- _WHAT YOU SHOULD DO_:
Retype every entry exactly, character for character.

- _SUPPLIED MATERIAL_:
▽

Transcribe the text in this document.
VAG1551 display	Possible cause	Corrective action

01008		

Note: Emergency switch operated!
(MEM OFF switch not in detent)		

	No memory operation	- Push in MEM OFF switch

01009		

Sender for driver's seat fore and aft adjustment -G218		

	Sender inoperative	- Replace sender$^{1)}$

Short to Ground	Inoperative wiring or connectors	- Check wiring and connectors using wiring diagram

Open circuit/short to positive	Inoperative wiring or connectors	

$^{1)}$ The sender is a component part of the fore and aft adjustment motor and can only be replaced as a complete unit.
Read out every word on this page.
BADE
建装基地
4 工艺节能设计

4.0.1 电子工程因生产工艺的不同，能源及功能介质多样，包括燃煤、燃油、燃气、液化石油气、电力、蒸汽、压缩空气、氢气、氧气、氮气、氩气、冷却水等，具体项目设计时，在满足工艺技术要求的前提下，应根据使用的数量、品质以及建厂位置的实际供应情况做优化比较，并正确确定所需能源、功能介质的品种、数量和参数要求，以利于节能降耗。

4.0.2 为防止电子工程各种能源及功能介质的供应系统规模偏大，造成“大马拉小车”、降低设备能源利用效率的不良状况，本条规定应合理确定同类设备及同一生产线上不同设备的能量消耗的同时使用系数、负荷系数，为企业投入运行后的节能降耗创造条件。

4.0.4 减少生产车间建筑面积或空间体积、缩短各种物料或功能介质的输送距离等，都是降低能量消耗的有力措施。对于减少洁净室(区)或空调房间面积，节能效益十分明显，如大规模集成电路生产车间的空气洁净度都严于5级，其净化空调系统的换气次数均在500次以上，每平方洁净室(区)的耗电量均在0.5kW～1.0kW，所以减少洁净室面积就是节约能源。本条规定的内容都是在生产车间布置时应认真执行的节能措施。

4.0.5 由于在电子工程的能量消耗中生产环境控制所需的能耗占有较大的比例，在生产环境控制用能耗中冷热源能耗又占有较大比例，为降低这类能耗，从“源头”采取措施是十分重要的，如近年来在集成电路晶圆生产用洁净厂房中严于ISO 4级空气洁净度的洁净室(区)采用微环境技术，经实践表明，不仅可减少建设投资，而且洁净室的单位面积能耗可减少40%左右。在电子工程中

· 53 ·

△

- _EXERCISE ANSWER_:
Transcribe the text in this document.
VAG1551 display	Possible cause	Corrective action

01008		

Note: Emergency switch operated!
(MEM OFF switch not in detent)		

	No memory operation	- Push in MEM OFF switch

01009		

Sender for driver's seat fore and aft adjustment -G218		

	Sender inoperative	- Replace sender$^{1)}$

Short to Ground	Inoperative wiring or connectors	- Check wiring and connectors using wiring diagram

Open circuit/short to positive	Inoperative wiring or connectors	

$^{1)}$ The sender is a component part of the fore and aft adjustment motor and can only be replaced as a complete unit.
Read out every word on this page.
BADE
建装基地
4 工艺节能设计

4.0.1 电子工程因生产工艺的不同，能源及功能介质多样，包括燃煤、燃油、燃气、液化石油气、电力、蒸汽、压缩空气、氢气、氧气、氮气、氩气、冷却水等，具体项目设计时，在满足工艺技术要求的前提下，应根据使用的数量、品质以及建厂位置的实际供应情况做优化比较，并正确确定所需能源、功能介质的品种、数量和参数要求，以利于节能降耗。

4.0.2 为防止电子工程各种能源及功能介质的供应系统规模偏大，造成“大马拉小车”、降低设备能源利用效率的不良状况，本条规定应合理确定同类设备及同一生产线上不同设备的能量消耗的同时使用系数、负荷系数，为企业投入运行后的节能降耗创造条件。

4.0.4 减少生产车间建筑面积或空间体积、缩短各种物料或功能介质的输送距离等，都是降低能量消耗的有力措施。对于减少洁净室(区)或空调房间面积，节能效益十分明显，如大规模集成电路生产车间的空气洁净度都严于5级，其净化空调系统的换气次数均在500次以上，每平方洁净室(区)的耗电量均在0.5kW～1.0kW，所以减少洁净室面积就是节约能源。本条规定的内容都是在生产车间布置时应认真执行的节能措施。

4.0.5 由于在电子工程的能量消耗中生产环境控制所需的能耗占有较大的比例，在生产环境控制用能耗中冷热源能耗又占有较大比例，为降低这类能耗，从“源头”采取措施是十分重要的，如近年来在集成电路晶圆生产用洁净厂房中严于ISO 4级空气洁净度的洁净室(区)采用微环境技术，经实践表明，不仅可减少建设投资，而且洁净室的单位面积能耗可减少40%左右。在电子工程中

· 53 ·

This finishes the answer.